Supplied data >>
>> Begin
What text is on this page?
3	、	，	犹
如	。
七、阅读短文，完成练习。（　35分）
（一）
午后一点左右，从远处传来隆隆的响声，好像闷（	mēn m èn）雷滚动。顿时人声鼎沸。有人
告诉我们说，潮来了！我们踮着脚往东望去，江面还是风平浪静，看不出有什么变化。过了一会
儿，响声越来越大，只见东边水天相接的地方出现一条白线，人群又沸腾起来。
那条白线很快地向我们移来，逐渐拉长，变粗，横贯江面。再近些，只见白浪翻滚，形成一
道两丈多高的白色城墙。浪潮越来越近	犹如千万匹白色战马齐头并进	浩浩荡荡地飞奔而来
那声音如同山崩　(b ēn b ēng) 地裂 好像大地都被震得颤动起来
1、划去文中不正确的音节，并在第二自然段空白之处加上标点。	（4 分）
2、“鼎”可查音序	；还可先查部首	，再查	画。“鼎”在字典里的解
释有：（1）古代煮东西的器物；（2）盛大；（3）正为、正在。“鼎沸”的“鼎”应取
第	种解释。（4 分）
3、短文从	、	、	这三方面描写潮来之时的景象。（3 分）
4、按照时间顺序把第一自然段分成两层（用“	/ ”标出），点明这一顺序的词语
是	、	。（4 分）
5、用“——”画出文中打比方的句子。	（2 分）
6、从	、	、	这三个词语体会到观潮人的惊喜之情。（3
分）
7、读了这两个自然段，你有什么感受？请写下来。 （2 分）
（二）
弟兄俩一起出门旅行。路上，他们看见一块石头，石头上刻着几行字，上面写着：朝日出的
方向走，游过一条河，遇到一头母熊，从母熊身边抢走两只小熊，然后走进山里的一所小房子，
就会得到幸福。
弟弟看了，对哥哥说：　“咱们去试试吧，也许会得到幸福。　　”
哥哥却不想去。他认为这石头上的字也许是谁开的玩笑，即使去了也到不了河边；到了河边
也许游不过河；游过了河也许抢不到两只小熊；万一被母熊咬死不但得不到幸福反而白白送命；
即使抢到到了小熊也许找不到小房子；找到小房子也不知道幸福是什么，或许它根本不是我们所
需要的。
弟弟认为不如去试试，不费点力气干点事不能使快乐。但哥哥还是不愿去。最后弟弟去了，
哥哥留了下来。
>> End
Exercise aim >> Reproduce all data above, unchanged.

The output >>
What text is on this page?
3	、	，	犹
如	。
七、阅读短文，完成练习。（　35分）
（一）
午后一点左右，从远处传来隆隆的响声，好像闷（	mēn m èn）雷滚动。顿时人声鼎沸。有人
告诉我们说，潮来了！我们踮着脚往东望去，江面还是风平浪静，看不出有什么变化。过了一会
儿，响声越来越大，只见东边水天相接的地方出现一条白线，人群又沸腾起来。
那条白线很快地向我们移来，逐渐拉长，变粗，横贯江面。再近些，只见白浪翻滚，形成一
道两丈多高的白色城墙。浪潮越来越近	犹如千万匹白色战马齐头并进	浩浩荡荡地飞奔而来
那声音如同山崩　(b ēn b ēng) 地裂 好像大地都被震得颤动起来
1、划去文中不正确的音节，并在第二自然段空白之处加上标点。	（4 分）
2、“鼎”可查音序	；还可先查部首	，再查	画。“鼎”在字典里的解
释有：（1）古代煮东西的器物；（2）盛大；（3）正为、正在。“鼎沸”的“鼎”应取
第	种解释。（4 分）
3、短文从	、	、	这三方面描写潮来之时的景象。（3 分）
4、按照时间顺序把第一自然段分成两层（用“	/ ”标出），点明这一顺序的词语
是	、	。（4 分）
5、用“——”画出文中打比方的句子。	（2 分）
6、从	、	、	这三个词语体会到观潮人的惊喜之情。（3
分）
7、读了这两个自然段，你有什么感受？请写下来。 （2 分）
（二）
弟兄俩一起出门旅行。路上，他们看见一块石头，石头上刻着几行字，上面写着：朝日出的
方向走，游过一条河，遇到一头母熊，从母熊身边抢走两只小熊，然后走进山里的一所小房子，
就会得到幸福。
弟弟看了，对哥哥说：　“咱们去试试吧，也许会得到幸福。　　”
哥哥却不想去。他认为这石头上的字也许是谁开的玩笑，即使去了也到不了河边；到了河边
也许游不过河；游过了河也许抢不到两只小熊；万一被母熊咬死不但得不到幸福反而白白送命；
即使抢到到了小熊也许找不到小房子；找到小房子也不知道幸福是什么，或许它根本不是我们所
需要的。
弟弟认为不如去试试，不费点力气干点事不能使快乐。但哥哥还是不愿去。最后弟弟去了，
哥哥留了下来。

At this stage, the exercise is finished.